:: RECORDS PROVIDED

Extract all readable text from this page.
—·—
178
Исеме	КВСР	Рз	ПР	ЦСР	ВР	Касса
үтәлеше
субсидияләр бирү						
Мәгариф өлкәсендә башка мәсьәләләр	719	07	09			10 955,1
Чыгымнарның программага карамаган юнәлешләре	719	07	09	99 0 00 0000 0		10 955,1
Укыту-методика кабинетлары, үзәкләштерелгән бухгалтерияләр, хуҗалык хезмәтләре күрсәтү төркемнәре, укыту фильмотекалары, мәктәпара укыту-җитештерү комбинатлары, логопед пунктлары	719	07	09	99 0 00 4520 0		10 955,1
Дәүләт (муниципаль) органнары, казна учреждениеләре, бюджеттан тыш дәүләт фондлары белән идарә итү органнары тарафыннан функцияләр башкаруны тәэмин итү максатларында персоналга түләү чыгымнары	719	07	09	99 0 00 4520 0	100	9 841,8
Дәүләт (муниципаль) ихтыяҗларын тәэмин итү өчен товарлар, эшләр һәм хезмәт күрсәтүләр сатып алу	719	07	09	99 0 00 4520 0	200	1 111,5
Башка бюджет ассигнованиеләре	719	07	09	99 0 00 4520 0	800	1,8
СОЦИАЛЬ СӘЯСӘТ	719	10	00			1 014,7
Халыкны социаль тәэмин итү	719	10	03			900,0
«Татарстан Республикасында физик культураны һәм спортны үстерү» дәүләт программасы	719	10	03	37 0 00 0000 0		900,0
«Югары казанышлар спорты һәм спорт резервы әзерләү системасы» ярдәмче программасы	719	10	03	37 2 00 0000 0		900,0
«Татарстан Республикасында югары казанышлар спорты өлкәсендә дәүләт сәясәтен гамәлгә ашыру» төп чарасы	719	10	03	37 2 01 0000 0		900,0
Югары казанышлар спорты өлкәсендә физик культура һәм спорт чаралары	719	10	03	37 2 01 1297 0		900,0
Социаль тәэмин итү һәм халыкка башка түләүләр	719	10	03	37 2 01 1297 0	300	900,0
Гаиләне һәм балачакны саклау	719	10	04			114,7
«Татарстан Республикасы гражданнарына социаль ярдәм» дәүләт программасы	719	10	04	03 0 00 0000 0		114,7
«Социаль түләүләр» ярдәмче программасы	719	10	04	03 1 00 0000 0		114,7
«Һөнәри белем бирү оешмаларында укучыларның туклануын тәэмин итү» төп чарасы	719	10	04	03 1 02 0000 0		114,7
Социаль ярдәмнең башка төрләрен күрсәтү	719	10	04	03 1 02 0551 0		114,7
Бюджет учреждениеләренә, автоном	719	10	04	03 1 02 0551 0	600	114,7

::::

**TASK PROMPT**
Pick out all lines from the data above in which the word "физик" appears.

**EXERCISE SOLUTION**
«Татарстан Республикасында физик культураны һәм спортны үстерү» дәүләт программасы	719	10	03	37 0 00 0000 0		900,0
Югары казанышлар спорты өлкәсендә физик культура һәм спорт чаралары	719	10	03	37 2 01 1297 0		900,0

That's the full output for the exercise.